Items from a data source
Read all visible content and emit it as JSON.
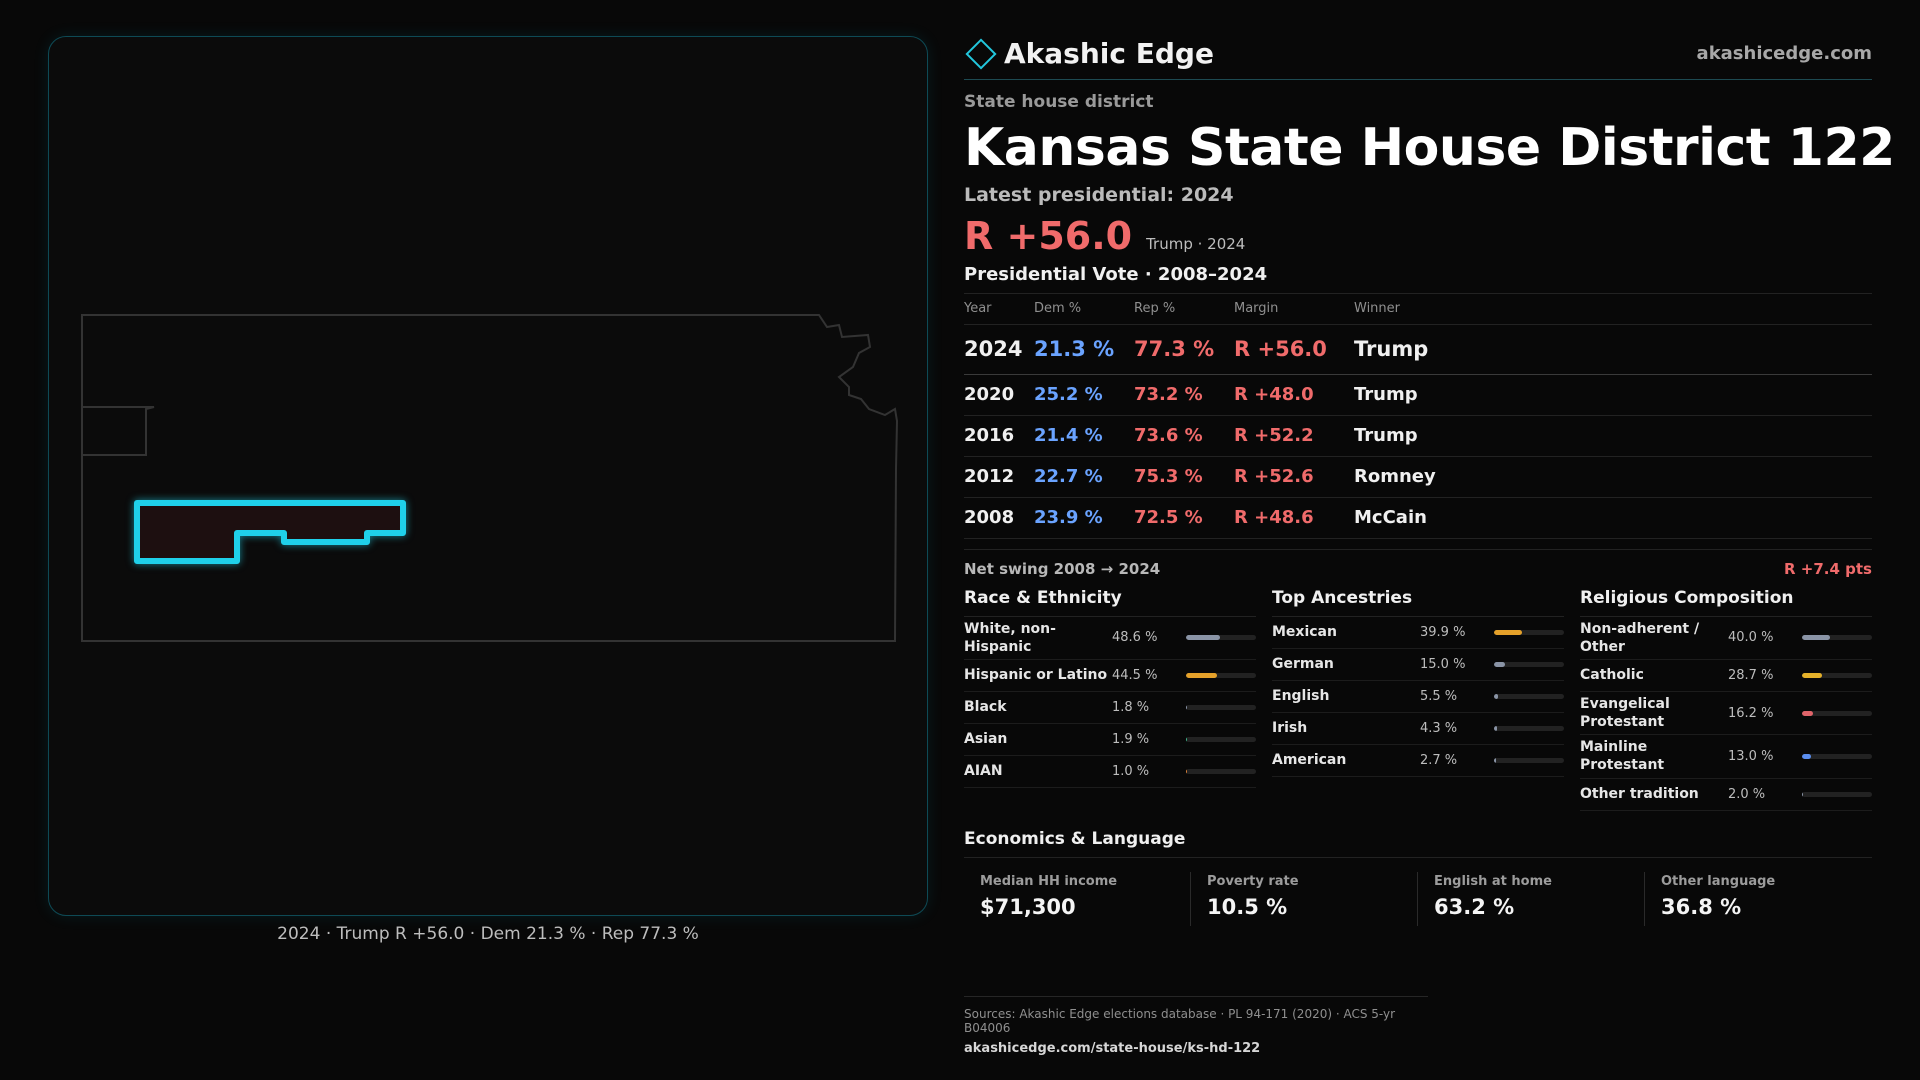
{
  "brand": {
    "name": "Akashic Edge",
    "url": "akashicedge.com",
    "logo_icon": "diamond-outline-icon",
    "accent": "#22c7dd"
  },
  "header": {
    "kicker": "State house district",
    "title": "Kansas State House District 122",
    "latest_label": "Latest presidential: 2024",
    "margin": "R +56.0",
    "margin_note": "Trump · 2024"
  },
  "map": {
    "caption": "2024 · Trump R +56.0 · Dem 21.3 % · Rep 77.3 %",
    "highlight_color": "#1fd0ea"
  },
  "presidential": {
    "title": "Presidential Vote · 2008–2024",
    "columns": [
      "Year",
      "Dem %",
      "Rep %",
      "Margin",
      "Winner"
    ],
    "rows": [
      {
        "year": "2024",
        "dem": "21.3 %",
        "rep": "77.3 %",
        "margin": "R +56.0",
        "winner": "Trump"
      },
      {
        "year": "2020",
        "dem": "25.2 %",
        "rep": "73.2 %",
        "margin": "R +48.0",
        "winner": "Trump"
      },
      {
        "year": "2016",
        "dem": "21.4 %",
        "rep": "73.6 %",
        "margin": "R +52.2",
        "winner": "Trump"
      },
      {
        "year": "2012",
        "dem": "22.7 %",
        "rep": "75.3 %",
        "margin": "R +52.6",
        "winner": "Romney"
      },
      {
        "year": "2008",
        "dem": "23.9 %",
        "rep": "72.5 %",
        "margin": "R +48.6",
        "winner": "McCain"
      }
    ],
    "swing_label": "Net swing 2008 → 2024",
    "swing_value": "R +7.4 pts"
  },
  "demographics": [
    {
      "title": "Race & Ethnicity",
      "rows": [
        {
          "label": "White, non-Hispanic",
          "value": "48.6 %",
          "pct": 48.6,
          "color": "#8a94a6"
        },
        {
          "label": "Hispanic or Latino",
          "value": "44.5 %",
          "pct": 44.5,
          "color": "#e5a12a"
        },
        {
          "label": "Black",
          "value": "1.8 %",
          "pct": 1.8,
          "color": "#8a94a6"
        },
        {
          "label": "Asian",
          "value": "1.9 %",
          "pct": 1.9,
          "color": "#3fb58a"
        },
        {
          "label": "AIAN",
          "value": "1.0 %",
          "pct": 1.0,
          "color": "#d9803a"
        }
      ]
    },
    {
      "title": "Top Ancestries",
      "rows": [
        {
          "label": "Mexican",
          "value": "39.9 %",
          "pct": 39.9,
          "color": "#e5a12a"
        },
        {
          "label": "German",
          "value": "15.0 %",
          "pct": 15.0,
          "color": "#8a94a6"
        },
        {
          "label": "English",
          "value": "5.5 %",
          "pct": 5.5,
          "color": "#8a94a6"
        },
        {
          "label": "Irish",
          "value": "4.3 %",
          "pct": 4.3,
          "color": "#8a94a6"
        },
        {
          "label": "American",
          "value": "2.7 %",
          "pct": 2.7,
          "color": "#8a94a6"
        }
      ]
    },
    {
      "title": "Religious Composition",
      "rows": [
        {
          "label": "Non-adherent / Other",
          "value": "40.0 %",
          "pct": 40.0,
          "color": "#8a94a6"
        },
        {
          "label": "Catholic",
          "value": "28.7 %",
          "pct": 28.7,
          "color": "#e5b12a"
        },
        {
          "label": "Evangelical Protestant",
          "value": "16.2 %",
          "pct": 16.2,
          "color": "#e0646a"
        },
        {
          "label": "Mainline Protestant",
          "value": "13.0 %",
          "pct": 13.0,
          "color": "#5a8ef0"
        },
        {
          "label": "Other tradition",
          "value": "2.0 %",
          "pct": 2.0,
          "color": "#8a94a6"
        }
      ]
    }
  ],
  "economics": {
    "title": "Economics & Language",
    "cards": [
      {
        "label": "Median HH income",
        "value": "$71,300"
      },
      {
        "label": "Poverty rate",
        "value": "10.5 %"
      },
      {
        "label": "English at home",
        "value": "63.2 %"
      },
      {
        "label": "Other language",
        "value": "36.8 %"
      }
    ]
  },
  "sources": {
    "line": "Sources: Akashic Edge elections database · PL 94-171 (2020) · ACS 5-yr B04006",
    "url": "akashicedge.com/state-house/ks-hd-122"
  }
}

STATED EXERCISE:
Copy out each line of the records that holds the string "title".

SOLVED PROBLEM:
    "title": "Kansas State House District 122",
    "title": "Presidential Vote · 2008–2024",
      "title": "Race & Ethnicity",
      "title": "Top Ancestries",
      "title": "Religious Composition",
    "title": "Economics & Language",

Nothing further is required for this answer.